Which items below contain the string "logo"? Gather each one and copy it in full, treating uppercase and lowercase as different.

** START OF DATA PROVIDED **

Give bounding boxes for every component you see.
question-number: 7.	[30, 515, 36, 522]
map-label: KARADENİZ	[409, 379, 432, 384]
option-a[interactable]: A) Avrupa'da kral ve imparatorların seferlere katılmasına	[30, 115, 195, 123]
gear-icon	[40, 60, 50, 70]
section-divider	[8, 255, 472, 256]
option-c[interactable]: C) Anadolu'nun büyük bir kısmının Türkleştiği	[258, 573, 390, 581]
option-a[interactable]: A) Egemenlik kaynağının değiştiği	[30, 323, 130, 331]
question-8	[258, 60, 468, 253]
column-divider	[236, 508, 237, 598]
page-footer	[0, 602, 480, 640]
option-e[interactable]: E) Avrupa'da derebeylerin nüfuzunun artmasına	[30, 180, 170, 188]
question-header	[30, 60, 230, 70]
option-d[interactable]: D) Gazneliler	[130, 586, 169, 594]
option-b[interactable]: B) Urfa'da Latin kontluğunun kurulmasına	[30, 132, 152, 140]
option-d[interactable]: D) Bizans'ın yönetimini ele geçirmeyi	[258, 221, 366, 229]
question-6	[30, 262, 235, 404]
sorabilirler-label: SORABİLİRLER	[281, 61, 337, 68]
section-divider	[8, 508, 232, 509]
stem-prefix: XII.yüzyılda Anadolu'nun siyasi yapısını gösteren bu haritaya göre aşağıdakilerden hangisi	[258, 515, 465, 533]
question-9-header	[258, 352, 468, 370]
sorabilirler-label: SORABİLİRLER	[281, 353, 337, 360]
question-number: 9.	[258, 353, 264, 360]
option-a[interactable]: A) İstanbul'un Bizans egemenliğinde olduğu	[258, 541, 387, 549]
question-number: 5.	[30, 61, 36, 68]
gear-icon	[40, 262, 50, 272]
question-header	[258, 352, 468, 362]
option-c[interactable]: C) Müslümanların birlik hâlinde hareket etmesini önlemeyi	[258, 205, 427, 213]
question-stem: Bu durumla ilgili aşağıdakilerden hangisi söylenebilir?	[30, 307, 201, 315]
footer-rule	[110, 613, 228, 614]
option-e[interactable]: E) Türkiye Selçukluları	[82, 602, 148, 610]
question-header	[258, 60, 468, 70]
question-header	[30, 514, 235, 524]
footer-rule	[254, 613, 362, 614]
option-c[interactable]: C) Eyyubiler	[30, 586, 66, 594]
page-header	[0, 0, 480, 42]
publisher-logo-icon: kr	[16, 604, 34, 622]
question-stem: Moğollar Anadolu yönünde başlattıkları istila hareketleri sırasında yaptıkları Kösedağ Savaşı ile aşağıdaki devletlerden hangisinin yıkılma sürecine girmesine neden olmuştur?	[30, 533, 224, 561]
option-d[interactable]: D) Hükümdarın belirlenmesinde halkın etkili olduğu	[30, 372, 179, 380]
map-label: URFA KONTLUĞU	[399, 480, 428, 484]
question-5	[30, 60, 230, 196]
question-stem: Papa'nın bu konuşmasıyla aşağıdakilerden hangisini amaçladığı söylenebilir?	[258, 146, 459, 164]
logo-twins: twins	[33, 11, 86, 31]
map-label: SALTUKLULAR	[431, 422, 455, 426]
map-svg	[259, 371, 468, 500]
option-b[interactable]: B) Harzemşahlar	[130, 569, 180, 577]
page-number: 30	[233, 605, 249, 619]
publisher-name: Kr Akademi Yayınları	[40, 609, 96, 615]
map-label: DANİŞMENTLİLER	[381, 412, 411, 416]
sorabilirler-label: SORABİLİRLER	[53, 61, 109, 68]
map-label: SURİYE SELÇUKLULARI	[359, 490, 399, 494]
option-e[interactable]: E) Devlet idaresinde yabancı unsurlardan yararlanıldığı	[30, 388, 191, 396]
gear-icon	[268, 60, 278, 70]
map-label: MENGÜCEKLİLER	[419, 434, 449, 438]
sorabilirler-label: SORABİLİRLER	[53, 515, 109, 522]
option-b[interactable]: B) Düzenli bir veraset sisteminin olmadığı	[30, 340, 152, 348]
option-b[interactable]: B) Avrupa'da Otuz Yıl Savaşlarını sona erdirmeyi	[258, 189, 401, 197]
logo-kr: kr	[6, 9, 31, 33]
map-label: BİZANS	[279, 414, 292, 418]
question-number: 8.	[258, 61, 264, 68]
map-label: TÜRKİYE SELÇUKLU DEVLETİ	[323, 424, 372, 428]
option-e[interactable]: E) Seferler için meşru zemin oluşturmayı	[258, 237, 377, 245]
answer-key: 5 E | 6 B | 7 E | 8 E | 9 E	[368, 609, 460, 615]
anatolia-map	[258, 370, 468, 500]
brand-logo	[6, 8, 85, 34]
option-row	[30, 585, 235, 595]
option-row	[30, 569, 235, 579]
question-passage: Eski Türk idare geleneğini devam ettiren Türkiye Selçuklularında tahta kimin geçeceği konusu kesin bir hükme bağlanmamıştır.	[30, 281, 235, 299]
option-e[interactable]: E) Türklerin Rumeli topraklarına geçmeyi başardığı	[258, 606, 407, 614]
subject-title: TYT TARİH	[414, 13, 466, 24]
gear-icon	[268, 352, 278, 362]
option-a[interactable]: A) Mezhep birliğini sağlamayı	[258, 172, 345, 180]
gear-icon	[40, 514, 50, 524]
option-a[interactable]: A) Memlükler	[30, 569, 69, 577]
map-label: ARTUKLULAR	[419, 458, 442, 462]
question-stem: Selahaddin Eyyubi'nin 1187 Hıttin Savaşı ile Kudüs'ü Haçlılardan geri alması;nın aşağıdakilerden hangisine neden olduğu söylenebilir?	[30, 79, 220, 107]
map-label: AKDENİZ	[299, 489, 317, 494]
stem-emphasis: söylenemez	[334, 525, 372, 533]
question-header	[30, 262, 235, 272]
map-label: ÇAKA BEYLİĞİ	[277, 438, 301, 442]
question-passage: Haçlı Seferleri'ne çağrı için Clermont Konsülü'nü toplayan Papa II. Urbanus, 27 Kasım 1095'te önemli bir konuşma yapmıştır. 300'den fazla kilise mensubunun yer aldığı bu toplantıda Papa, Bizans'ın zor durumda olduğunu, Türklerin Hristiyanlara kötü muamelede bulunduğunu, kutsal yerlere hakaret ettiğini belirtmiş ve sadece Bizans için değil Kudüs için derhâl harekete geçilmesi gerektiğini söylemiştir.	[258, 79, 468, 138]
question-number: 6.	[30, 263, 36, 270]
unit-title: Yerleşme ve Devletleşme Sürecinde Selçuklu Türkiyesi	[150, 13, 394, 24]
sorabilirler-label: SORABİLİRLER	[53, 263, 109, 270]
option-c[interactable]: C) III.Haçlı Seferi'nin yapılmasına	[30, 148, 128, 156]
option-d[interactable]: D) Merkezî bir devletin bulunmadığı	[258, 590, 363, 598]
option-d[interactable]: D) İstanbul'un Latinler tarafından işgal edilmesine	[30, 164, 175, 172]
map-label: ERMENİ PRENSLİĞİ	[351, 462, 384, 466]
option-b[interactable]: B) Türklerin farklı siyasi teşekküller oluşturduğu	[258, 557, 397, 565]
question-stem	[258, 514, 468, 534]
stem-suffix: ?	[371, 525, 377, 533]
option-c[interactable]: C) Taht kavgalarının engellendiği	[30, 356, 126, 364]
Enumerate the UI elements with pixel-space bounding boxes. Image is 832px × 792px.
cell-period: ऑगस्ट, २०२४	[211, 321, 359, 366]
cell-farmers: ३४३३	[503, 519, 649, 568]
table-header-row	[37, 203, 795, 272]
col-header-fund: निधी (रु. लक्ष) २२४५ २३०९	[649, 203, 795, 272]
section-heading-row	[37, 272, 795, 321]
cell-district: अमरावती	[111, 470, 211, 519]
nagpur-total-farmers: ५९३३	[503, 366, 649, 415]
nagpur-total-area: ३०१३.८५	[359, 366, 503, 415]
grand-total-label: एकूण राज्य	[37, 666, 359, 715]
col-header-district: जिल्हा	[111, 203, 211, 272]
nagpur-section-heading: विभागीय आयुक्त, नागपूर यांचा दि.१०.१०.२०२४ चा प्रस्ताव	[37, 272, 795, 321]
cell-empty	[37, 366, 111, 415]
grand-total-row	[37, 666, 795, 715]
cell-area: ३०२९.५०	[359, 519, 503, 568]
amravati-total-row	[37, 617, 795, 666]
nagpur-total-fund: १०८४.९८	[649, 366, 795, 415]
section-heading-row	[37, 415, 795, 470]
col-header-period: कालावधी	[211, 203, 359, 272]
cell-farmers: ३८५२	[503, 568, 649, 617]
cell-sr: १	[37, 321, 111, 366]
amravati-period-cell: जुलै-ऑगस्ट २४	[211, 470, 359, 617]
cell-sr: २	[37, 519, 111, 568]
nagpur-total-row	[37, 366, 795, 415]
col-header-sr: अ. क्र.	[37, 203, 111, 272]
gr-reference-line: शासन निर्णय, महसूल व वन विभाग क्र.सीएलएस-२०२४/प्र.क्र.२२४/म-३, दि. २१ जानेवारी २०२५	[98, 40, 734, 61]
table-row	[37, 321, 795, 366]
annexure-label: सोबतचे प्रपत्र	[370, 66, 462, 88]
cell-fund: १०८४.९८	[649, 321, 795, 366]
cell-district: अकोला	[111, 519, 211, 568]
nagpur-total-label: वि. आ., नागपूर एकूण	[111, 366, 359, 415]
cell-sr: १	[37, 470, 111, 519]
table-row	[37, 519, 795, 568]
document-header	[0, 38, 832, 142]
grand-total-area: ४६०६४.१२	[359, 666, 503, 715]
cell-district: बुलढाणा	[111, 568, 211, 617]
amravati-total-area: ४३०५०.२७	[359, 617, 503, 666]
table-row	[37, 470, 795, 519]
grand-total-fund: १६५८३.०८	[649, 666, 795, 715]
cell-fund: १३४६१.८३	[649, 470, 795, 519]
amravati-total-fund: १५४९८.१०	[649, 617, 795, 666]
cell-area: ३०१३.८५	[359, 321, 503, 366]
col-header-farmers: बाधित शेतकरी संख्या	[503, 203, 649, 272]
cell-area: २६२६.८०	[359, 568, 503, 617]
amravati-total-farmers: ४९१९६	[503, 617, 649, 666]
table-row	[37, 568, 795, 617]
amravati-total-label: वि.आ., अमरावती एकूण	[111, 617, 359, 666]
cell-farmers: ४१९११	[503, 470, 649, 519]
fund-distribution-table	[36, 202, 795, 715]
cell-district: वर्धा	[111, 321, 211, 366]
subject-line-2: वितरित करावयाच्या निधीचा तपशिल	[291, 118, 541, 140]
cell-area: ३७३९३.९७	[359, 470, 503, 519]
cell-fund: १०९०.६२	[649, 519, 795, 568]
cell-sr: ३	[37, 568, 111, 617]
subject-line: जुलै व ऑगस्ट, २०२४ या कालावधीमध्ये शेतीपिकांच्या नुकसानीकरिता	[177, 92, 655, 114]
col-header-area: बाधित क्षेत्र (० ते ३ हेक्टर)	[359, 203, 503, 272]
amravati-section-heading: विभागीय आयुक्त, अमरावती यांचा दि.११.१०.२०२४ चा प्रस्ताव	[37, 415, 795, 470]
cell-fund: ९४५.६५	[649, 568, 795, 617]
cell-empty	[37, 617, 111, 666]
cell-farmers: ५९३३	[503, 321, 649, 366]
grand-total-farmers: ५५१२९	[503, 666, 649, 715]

** END OF DATA PROVIDED **

WORKED ANSWER:
publisher-logo-icon: kr	[16, 604, 34, 622]
logo-twins: twins	[33, 11, 86, 31]
logo-kr: kr	[6, 9, 31, 33]
brand-logo	[6, 8, 85, 34]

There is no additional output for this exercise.